(Dataset rows about figures)
::::::::::

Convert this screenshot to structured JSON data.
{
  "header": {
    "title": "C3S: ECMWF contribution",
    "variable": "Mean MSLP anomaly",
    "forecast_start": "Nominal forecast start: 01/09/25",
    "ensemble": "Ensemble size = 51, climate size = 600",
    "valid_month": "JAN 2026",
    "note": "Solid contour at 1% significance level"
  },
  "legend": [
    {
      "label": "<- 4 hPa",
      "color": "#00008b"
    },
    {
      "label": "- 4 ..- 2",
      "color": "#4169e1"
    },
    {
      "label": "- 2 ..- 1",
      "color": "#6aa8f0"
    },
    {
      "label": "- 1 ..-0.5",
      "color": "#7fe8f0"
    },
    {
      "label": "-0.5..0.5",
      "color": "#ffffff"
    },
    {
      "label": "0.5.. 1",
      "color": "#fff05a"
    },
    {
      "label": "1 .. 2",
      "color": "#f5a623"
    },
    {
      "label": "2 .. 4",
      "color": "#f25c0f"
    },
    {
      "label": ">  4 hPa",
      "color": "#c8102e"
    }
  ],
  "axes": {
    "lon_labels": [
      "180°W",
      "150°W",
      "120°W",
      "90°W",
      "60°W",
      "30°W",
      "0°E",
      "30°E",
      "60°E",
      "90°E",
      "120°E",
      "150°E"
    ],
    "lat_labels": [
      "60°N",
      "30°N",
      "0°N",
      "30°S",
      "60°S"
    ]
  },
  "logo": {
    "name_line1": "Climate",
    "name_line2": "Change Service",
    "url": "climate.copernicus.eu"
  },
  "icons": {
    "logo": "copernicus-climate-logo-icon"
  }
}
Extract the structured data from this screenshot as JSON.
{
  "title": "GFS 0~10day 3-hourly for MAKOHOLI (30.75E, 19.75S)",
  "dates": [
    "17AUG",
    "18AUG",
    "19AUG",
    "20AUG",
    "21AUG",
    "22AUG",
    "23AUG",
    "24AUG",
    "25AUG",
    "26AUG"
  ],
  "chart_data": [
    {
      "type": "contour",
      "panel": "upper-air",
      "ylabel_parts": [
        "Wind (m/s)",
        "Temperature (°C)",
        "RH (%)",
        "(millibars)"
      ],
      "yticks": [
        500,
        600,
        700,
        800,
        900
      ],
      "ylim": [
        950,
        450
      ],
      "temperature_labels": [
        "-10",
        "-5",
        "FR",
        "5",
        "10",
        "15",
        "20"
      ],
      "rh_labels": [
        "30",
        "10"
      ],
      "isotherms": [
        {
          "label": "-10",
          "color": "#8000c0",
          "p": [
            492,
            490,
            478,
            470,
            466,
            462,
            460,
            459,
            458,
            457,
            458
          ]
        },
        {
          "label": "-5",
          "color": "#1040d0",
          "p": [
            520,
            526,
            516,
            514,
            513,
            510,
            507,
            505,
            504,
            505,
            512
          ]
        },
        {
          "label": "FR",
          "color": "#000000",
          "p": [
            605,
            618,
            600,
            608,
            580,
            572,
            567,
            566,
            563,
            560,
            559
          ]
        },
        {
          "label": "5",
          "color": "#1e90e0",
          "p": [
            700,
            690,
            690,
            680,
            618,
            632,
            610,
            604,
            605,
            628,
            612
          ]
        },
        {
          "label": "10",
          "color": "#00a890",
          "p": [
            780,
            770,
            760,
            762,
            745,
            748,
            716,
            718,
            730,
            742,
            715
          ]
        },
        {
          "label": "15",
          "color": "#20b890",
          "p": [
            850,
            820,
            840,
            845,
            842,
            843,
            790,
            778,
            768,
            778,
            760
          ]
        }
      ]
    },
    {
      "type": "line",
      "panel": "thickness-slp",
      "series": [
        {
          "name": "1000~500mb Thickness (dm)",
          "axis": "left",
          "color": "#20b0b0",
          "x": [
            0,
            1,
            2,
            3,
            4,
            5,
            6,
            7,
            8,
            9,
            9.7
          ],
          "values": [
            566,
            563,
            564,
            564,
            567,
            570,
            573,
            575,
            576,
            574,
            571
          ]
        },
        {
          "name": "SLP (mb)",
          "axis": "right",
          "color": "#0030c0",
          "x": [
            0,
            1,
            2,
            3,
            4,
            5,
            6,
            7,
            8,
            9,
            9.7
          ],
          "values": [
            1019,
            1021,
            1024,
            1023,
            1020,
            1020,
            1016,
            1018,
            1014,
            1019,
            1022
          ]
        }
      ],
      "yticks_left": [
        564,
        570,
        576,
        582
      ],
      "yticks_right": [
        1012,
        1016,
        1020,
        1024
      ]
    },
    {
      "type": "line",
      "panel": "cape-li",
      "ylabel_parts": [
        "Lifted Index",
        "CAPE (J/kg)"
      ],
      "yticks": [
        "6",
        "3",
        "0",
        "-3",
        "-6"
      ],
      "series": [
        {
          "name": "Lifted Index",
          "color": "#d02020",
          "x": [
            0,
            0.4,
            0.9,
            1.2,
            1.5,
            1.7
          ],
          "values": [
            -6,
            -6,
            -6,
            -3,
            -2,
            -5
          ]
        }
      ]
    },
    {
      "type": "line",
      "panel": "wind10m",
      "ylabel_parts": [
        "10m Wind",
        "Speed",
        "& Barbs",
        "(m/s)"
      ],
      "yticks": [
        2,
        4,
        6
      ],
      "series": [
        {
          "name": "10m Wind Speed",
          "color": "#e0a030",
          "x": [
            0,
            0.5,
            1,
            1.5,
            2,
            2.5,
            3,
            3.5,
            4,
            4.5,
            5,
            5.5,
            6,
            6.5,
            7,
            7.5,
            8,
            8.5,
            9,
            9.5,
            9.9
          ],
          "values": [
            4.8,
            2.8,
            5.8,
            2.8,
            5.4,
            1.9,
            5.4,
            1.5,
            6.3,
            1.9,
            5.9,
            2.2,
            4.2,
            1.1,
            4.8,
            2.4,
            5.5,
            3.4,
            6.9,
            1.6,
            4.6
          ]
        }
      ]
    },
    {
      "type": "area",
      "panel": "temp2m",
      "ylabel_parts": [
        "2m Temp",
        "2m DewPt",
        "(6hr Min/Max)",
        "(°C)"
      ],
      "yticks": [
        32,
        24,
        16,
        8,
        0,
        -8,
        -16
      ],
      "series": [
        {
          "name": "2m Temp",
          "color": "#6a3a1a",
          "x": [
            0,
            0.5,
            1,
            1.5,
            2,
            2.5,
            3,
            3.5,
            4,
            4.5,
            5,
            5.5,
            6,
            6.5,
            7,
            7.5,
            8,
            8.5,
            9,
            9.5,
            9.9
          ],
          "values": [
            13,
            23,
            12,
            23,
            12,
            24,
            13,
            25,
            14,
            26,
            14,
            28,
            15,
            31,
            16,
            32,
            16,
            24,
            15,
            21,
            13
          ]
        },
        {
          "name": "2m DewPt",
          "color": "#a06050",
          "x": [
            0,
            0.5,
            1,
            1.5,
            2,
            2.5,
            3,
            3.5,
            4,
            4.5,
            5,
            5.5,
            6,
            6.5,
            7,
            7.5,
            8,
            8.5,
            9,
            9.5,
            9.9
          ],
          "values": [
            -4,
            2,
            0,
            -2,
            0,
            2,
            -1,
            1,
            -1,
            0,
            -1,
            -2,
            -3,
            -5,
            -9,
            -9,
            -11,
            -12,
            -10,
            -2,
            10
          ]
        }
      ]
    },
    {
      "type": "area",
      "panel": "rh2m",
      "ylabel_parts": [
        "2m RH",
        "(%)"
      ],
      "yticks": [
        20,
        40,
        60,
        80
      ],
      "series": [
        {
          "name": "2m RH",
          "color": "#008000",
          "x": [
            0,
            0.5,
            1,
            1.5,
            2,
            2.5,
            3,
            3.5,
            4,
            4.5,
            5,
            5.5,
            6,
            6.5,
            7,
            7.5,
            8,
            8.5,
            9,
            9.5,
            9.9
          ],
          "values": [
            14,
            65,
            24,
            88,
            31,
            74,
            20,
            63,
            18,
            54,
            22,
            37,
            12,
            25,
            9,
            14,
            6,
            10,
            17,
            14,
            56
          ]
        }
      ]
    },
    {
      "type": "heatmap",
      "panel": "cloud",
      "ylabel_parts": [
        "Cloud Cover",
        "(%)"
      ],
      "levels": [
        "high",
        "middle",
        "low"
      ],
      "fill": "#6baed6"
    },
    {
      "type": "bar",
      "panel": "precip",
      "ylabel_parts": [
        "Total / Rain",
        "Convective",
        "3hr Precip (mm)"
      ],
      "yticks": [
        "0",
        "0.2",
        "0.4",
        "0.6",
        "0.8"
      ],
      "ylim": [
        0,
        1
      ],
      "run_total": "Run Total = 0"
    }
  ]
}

::::::::::

- _Task requirements_
Lines in the records that hold the word "title" are to be counted; give only the total.

- _Response to the exercise_
2